- _Information supplied_:
•••••

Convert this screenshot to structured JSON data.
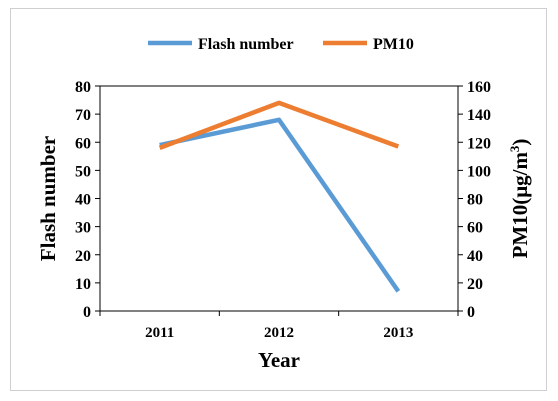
{
  "chart_data": {
    "type": "line",
    "categories": [
      "2011",
      "2012",
      "2013"
    ],
    "xlabel": "Year",
    "ylabel_left": "Flash number",
    "ylabel_right_prefix": "PM10(μg/m",
    "ylabel_right_sup": "3",
    "ylabel_right_suffix": ")",
    "ylim_left": [
      0,
      80
    ],
    "ylim_right": [
      0,
      160
    ],
    "yticks_left": [
      "0",
      "10",
      "20",
      "30",
      "40",
      "50",
      "60",
      "70",
      "80"
    ],
    "yticks_right": [
      "0",
      "20",
      "40",
      "60",
      "80",
      "100",
      "120",
      "140",
      "160"
    ],
    "legend_position": "top-center",
    "grid": false,
    "series": [
      {
        "name": "Flash number",
        "axis": "left",
        "color": "#5b9bd5",
        "values": [
          59,
          68,
          7
        ]
      },
      {
        "name": "PM10",
        "axis": "right",
        "color": "#ed7d31",
        "values": [
          116,
          148,
          117
        ]
      }
    ]
  }
}
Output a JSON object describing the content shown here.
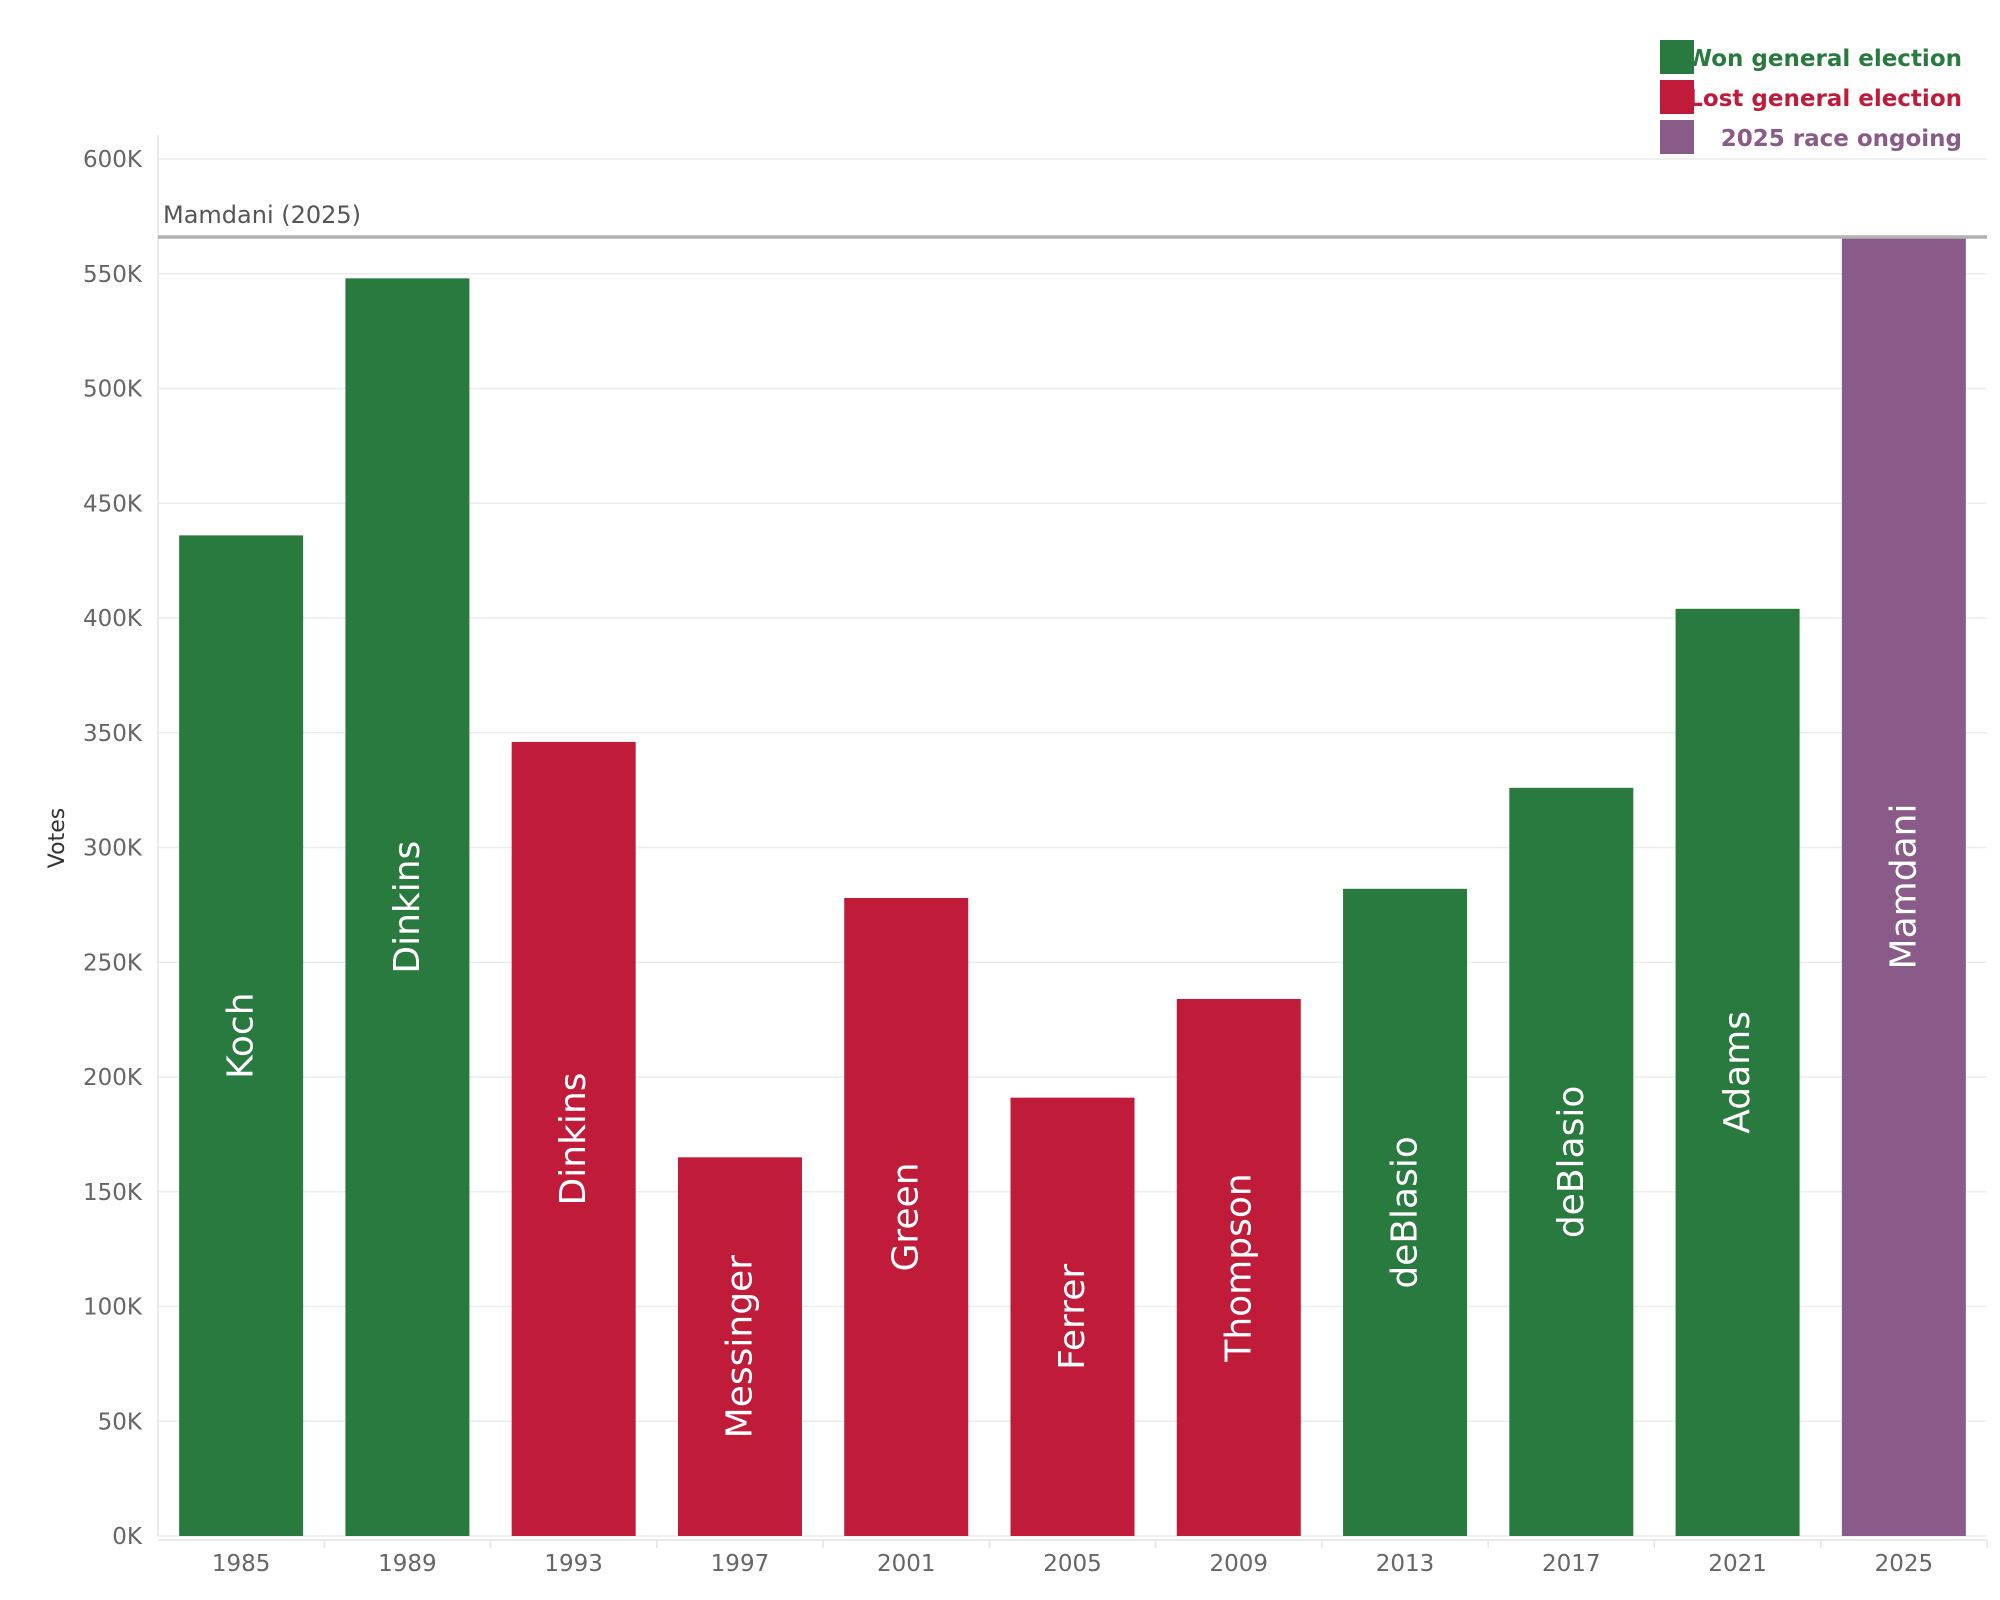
{
  "chart_data": {
    "type": "bar",
    "ylabel": "Votes",
    "ylim": [
      0,
      600000
    ],
    "yticks": [
      0,
      50000,
      100000,
      150000,
      200000,
      250000,
      300000,
      350000,
      400000,
      450000,
      500000,
      550000,
      600000
    ],
    "ytick_labels": [
      "0K",
      "50K",
      "100K",
      "150K",
      "200K",
      "250K",
      "300K",
      "350K",
      "400K",
      "450K",
      "500K",
      "550K",
      "600K"
    ],
    "categories": [
      "1985",
      "1989",
      "1993",
      "1997",
      "2001",
      "2005",
      "2009",
      "2013",
      "2017",
      "2021",
      "2025"
    ],
    "bars": [
      {
        "year": "1985",
        "candidate": "Koch",
        "value": 436000,
        "outcome": "won"
      },
      {
        "year": "1989",
        "candidate": "Dinkins",
        "value": 548000,
        "outcome": "won"
      },
      {
        "year": "1993",
        "candidate": "Dinkins",
        "value": 346000,
        "outcome": "lost"
      },
      {
        "year": "1997",
        "candidate": "Messinger",
        "value": 165000,
        "outcome": "lost"
      },
      {
        "year": "2001",
        "candidate": "Green",
        "value": 278000,
        "outcome": "lost"
      },
      {
        "year": "2005",
        "candidate": "Ferrer",
        "value": 191000,
        "outcome": "lost"
      },
      {
        "year": "2009",
        "candidate": "Thompson",
        "value": 234000,
        "outcome": "lost"
      },
      {
        "year": "2013",
        "candidate": "deBlasio",
        "value": 282000,
        "outcome": "won"
      },
      {
        "year": "2017",
        "candidate": "deBlasio",
        "value": 326000,
        "outcome": "won"
      },
      {
        "year": "2021",
        "candidate": "Adams",
        "value": 404000,
        "outcome": "won"
      },
      {
        "year": "2025",
        "candidate": "Mamdani",
        "value": 566000,
        "outcome": "ongoing"
      }
    ],
    "reference_line": {
      "label": "Mamdani (2025)",
      "value": 566000
    },
    "legend": {
      "placement": "top-right",
      "entries": [
        {
          "key": "won",
          "label": "Won general election",
          "color": "#287a3e"
        },
        {
          "key": "lost",
          "label": "Lost general election",
          "color": "#c11b3a"
        },
        {
          "key": "ongoing",
          "label": "2025 race ongoing",
          "color": "#8a5a88"
        }
      ]
    },
    "grid": true
  }
}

•••••

- _Task goal_:
Extract the full listing above verbatim; pictures are to be left out of the copy.

- _In response_:
Convert this screenshot to structured JSON data.
{
  "chart_data": {
    "type": "line",
    "categories": [
      "2011",
      "2012",
      "2013"
    ],
    "xlabel": "Year",
    "ylabel_left": "Flash number",
    "ylabel_right_prefix": "PM10(μg/m",
    "ylabel_right_sup": "3",
    "ylabel_right_suffix": ")",
    "ylim_left": [
      0,
      80
    ],
    "ylim_right": [
      0,
      160
    ],
    "yticks_left": [
      "0",
      "10",
      "20",
      "30",
      "40",
      "50",
      "60",
      "70",
      "80"
    ],
    "yticks_right": [
      "0",
      "20",
      "40",
      "60",
      "80",
      "100",
      "120",
      "140",
      "160"
    ],
    "legend_position": "top-center",
    "grid": false,
    "series": [
      {
        "name": "Flash number",
        "axis": "left",
        "color": "#5b9bd5",
        "values": [
          59,
          68,
          7
        ]
      },
      {
        "name": "PM10",
        "axis": "right",
        "color": "#ed7d31",
        "values": [
          116,
          148,
          117
        ]
      }
    ]
  }
}
Output a JSON object describing the content shown here.
{
  "chart_data": {
    "type": "bar",
    "ylabel": "Votes",
    "ylim": [
      0,
      600000
    ],
    "yticks": [
      0,
      50000,
      100000,
      150000,
      200000,
      250000,
      300000,
      350000,
      400000,
      450000,
      500000,
      550000,
      600000
    ],
    "ytick_labels": [
      "0K",
      "50K",
      "100K",
      "150K",
      "200K",
      "250K",
      "300K",
      "350K",
      "400K",
      "450K",
      "500K",
      "550K",
      "600K"
    ],
    "categories": [
      "1985",
      "1989",
      "1993",
      "1997",
      "2001",
      "2005",
      "2009",
      "2013",
      "2017",
      "2021",
      "2025"
    ],
    "bars": [
      {
        "year": "1985",
        "candidate": "Koch",
        "value": 436000,
        "outcome": "won"
      },
      {
        "year": "1989",
        "candidate": "Dinkins",
        "value": 548000,
        "outcome": "won"
      },
      {
        "year": "1993",
        "candidate": "Dinkins",
        "value": 346000,
        "outcome": "lost"
      },
      {
        "year": "1997",
        "candidate": "Messinger",
        "value": 165000,
        "outcome": "lost"
      },
      {
        "year": "2001",
        "candidate": "Green",
        "value": 278000,
        "outcome": "lost"
      },
      {
        "year": "2005",
        "candidate": "Ferrer",
        "value": 191000,
        "outcome": "lost"
      },
      {
        "year": "2009",
        "candidate": "Thompson",
        "value": 234000,
        "outcome": "lost"
      },
      {
        "year": "2013",
        "candidate": "deBlasio",
        "value": 282000,
        "outcome": "won"
      },
      {
        "year": "2017",
        "candidate": "deBlasio",
        "value": 326000,
        "outcome": "won"
      },
      {
        "year": "2021",
        "candidate": "Adams",
        "value": 404000,
        "outcome": "won"
      },
      {
        "year": "2025",
        "candidate": "Mamdani",
        "value": 566000,
        "outcome": "ongoing"
      }
    ],
    "reference_line": {
      "label": "Mamdani (2025)",
      "value": 566000
    },
    "legend": {
      "placement": "top-right",
      "entries": [
        {
          "key": "won",
          "label": "Won general election",
          "color": "#287a3e"
        },
        {
          "key": "lost",
          "label": "Lost general election",
          "color": "#c11b3a"
        },
        {
          "key": "ongoing",
          "label": "2025 race ongoing",
          "color": "#8a5a88"
        }
      ]
    },
    "grid": true
  }
}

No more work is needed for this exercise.